SET PROBLEM
Of the lines in the listing below, how many hold "JSON"? Answer with the number only.

## begin ENTRIES PROVIDED

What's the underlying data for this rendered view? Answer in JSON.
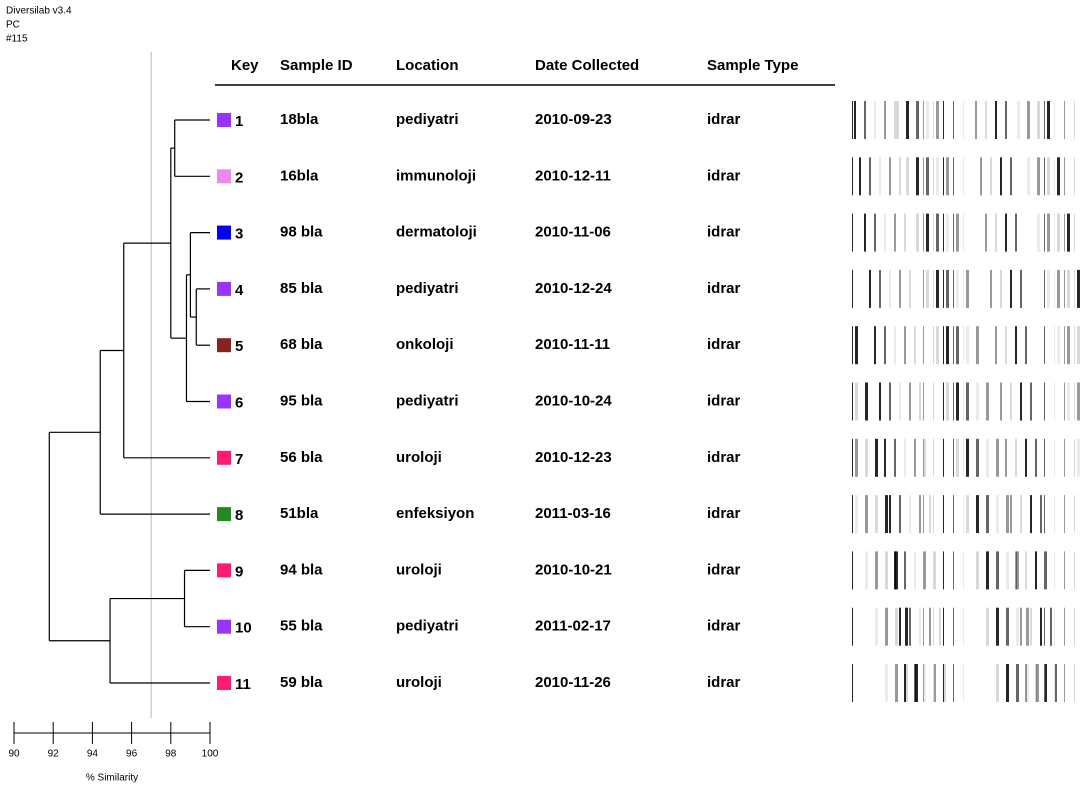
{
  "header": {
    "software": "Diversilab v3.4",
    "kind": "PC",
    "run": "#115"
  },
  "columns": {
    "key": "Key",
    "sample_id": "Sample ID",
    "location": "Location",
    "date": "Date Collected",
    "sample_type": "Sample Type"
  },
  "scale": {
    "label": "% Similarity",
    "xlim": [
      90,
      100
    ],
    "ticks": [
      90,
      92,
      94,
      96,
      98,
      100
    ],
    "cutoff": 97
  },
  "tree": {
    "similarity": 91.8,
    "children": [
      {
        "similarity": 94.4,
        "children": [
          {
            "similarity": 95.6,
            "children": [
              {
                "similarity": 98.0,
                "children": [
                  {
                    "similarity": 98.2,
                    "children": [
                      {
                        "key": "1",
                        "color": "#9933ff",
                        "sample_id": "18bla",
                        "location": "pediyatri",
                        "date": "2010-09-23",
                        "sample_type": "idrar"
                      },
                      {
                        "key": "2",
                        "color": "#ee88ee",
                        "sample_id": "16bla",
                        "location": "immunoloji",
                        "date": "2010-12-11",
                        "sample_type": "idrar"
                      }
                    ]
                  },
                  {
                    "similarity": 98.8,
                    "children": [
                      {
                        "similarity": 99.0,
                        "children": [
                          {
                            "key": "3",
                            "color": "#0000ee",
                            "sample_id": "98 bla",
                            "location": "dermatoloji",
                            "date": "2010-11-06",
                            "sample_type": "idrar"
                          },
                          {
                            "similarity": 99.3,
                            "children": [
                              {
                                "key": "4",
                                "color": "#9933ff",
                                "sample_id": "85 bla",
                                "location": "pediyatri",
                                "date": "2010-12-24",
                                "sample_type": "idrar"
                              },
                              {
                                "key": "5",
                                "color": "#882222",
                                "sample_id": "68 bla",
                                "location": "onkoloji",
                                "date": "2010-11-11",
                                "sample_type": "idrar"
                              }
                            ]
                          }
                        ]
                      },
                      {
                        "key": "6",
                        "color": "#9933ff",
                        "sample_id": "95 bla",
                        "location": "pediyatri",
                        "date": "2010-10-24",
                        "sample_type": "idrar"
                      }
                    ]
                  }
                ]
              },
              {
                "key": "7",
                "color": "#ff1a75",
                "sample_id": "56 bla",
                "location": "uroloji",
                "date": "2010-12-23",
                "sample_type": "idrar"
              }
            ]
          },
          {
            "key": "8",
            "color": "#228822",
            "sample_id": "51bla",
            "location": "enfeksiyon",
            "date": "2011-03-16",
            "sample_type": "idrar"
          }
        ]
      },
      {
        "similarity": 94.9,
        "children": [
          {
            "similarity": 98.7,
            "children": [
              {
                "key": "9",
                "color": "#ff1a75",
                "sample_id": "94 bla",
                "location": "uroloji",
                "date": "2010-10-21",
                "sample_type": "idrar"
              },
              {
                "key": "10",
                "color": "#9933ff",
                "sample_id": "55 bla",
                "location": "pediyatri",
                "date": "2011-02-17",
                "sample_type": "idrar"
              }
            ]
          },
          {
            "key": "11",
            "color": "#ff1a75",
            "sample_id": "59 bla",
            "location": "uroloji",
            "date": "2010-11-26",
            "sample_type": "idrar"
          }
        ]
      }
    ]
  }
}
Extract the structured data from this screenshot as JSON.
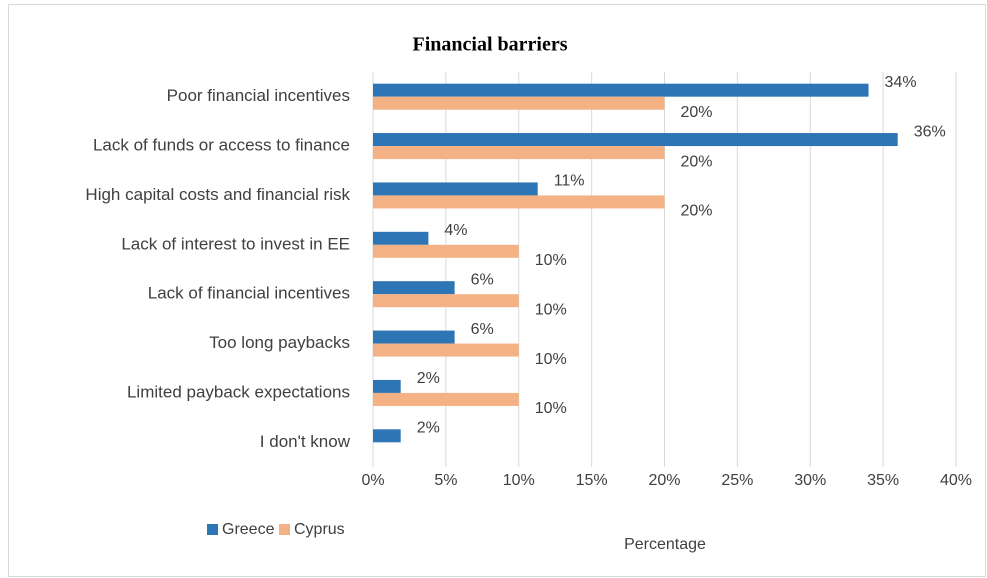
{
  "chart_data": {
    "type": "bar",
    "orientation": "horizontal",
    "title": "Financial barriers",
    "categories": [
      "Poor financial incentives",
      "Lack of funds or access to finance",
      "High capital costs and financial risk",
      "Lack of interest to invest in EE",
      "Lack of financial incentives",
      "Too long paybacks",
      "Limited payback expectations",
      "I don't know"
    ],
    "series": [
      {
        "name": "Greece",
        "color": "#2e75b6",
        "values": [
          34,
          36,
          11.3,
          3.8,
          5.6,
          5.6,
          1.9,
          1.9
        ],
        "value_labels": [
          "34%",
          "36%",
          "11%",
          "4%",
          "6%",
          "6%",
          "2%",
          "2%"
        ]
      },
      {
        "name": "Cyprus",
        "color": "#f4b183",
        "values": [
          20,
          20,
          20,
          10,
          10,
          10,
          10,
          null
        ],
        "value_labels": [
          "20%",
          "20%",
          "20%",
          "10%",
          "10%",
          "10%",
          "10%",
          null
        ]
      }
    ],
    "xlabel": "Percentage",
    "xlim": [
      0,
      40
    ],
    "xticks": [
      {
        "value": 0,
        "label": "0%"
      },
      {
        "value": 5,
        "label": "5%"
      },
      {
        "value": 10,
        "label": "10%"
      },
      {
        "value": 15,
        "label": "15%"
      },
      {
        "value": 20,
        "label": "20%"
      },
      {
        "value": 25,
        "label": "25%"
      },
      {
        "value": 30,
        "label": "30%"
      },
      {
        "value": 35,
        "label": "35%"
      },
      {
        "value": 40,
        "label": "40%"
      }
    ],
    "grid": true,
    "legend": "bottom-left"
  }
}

## end ENTRIES PROVIDED

FINAL RESULT
2